● Text provided

————————

Posted on 12/23/2007 6:13:39 PM PST by txzman
My ancestors left the fields for the mines, back when mining was VERY dangerous. They knew what they were getting into, and did so to provide a more lucrative life for themselves.
Remember when you read Stein, he gives money to Hollywood radical leftist politicians.
There are several more at this site that you might be interested in.
http://www.youtube.com/watch?v=SJ_qK4g6ntM
I agree with you that 1992 was a turning point for America.
In only 15 years, we have fallen very far, and the bottom is not yet in sight.
Look at all of the Pres’l candidates. With the exception of Hunter and Thompson, you would think this was a Comedy Central production.
Like I said, he is ill-informed. I gave reasons. You haven't addressed any of my points. Just saying I am "off base" isn't an argument, and I'm not going to "go with" someone who admittedly doesn't know what he is talking about.
Every financial institution was fudging ratings to pump out business.
Moody's, Fitch etc. are the entities that rate these things. Everybody agrees that their ratings methods were horribly flawed. If you want to blame someone, blame them.
There wasnt and isnt a single source of reliable information available for outside investors to make properly informed decisions on incredibly obfuscated investment vehicles.
1. This is true, and again, is a reason to direct your ire at the ratings agencies.
2. All the more reason why investors who couldn't afford the risk should have stayed away.
If such peoples' exposure to these vehicles in their pension funds was so high that they are feeling the results right now, that is a reason to blame their pension fund managers.
Agreed. They failed, are paying the price, as they should.
But if you must blame someone for violating "trust" (and this is what Stein's piece is about), the blame must nevertheless go to the borrowers.
To a large extent the fraud here tends to lie with the borrowers and mortgage brokers, not with Wall Street.
Well, I like Stein and more often than not agree with him. In fact there have been times when I have found writing of his to be very moving.
I just think he is ill-informed here on this particular topic.
Ben Stein is very concerned about something in the Market, I don’t think he is sure what has happened but being Ben Stein he must speak up....my question is how rigged is this type of speculation and how much can we trust the Regulators and the Government to do the right thing?
Okay, maybe fraud was a bad word. How about this? If your doctor prescribed a pill that has many bad side effects but only told you about the good qualities, would you be less than thrilled? It is what WS does every day, both as a fiduciary and as a middleman.
By the way, Mr. Stein uses the term CMO (collateralized mortgage obligation) when they have been around since the early '80's without a major blow up.
The newer products that have caused all the uproar this time are CDO's (collateralized debt obligations).

————————

● What you need to do
a) Answer these questions from the discussion about Ben Stein:
(i) Which year is called a turning point for America?
(ii) Which two presidential candidates are excepted from the Comedy Central comparison?
(iii) Which two rating entities are named?
b) Count the lines of the records that contain the string "Channel" and give only the number.
The discussion about Ben Stein and the records are unrelated to each other.

● The records
————————

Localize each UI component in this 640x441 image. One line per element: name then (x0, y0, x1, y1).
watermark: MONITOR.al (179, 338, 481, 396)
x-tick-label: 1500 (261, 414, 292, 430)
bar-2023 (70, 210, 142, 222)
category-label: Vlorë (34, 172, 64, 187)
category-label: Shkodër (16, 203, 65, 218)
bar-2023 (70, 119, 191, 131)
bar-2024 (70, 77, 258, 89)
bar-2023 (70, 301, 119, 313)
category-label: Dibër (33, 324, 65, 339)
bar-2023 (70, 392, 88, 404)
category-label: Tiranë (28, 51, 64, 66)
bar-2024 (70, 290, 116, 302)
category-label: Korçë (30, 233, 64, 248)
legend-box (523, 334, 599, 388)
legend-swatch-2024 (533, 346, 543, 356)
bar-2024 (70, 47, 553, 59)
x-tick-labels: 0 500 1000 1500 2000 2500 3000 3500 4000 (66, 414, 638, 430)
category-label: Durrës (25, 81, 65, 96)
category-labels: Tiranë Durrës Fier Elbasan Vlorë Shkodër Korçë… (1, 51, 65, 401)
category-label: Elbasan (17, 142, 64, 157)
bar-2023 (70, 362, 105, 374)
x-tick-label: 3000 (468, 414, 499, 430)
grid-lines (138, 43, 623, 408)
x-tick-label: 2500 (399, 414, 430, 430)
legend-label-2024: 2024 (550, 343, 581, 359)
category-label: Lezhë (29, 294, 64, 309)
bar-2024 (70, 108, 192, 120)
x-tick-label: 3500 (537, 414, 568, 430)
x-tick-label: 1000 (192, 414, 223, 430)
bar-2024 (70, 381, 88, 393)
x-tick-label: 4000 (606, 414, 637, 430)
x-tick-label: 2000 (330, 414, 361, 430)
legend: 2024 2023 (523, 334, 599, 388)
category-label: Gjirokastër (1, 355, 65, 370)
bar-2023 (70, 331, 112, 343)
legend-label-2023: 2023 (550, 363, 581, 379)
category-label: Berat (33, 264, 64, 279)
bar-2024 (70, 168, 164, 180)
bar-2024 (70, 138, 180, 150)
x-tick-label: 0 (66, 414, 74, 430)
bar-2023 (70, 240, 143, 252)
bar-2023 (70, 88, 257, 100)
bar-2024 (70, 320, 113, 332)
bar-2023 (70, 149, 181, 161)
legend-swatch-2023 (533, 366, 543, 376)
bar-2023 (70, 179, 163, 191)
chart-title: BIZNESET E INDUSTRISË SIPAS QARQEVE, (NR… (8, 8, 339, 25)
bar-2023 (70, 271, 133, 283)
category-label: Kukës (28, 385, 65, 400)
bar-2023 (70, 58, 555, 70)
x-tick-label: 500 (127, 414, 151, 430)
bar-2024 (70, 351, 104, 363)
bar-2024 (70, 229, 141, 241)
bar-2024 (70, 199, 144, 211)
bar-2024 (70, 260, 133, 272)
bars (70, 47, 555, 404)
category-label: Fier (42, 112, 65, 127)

————————

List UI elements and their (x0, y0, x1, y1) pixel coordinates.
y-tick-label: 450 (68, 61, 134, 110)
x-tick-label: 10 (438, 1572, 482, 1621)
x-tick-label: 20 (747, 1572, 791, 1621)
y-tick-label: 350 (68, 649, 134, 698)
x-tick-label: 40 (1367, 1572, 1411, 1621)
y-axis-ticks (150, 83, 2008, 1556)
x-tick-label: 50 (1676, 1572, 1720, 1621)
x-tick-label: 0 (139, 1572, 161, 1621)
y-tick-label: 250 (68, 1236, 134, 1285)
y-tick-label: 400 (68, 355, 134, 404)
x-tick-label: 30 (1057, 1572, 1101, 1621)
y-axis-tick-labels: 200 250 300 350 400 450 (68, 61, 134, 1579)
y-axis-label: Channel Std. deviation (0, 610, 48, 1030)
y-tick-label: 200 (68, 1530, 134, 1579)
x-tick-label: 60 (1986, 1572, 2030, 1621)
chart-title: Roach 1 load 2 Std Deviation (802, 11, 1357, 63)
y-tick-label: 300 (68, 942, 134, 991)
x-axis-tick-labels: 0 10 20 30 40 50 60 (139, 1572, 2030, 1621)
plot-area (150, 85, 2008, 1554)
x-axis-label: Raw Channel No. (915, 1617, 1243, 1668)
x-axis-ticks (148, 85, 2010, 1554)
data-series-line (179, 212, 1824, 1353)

————————

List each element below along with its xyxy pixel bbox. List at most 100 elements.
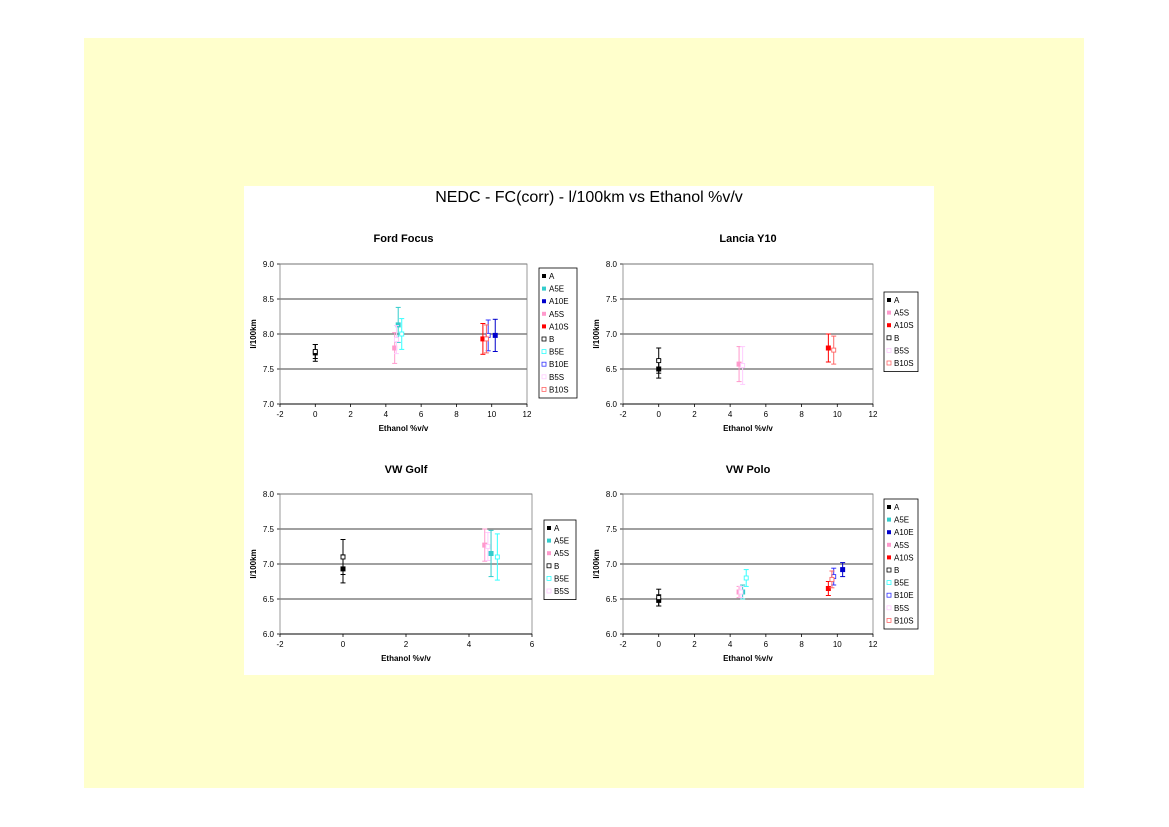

————————

● Responses for each task
a)
(i) 1992
(ii) Hunter and Thompson
(iii) Moody's and Fitch

b) 2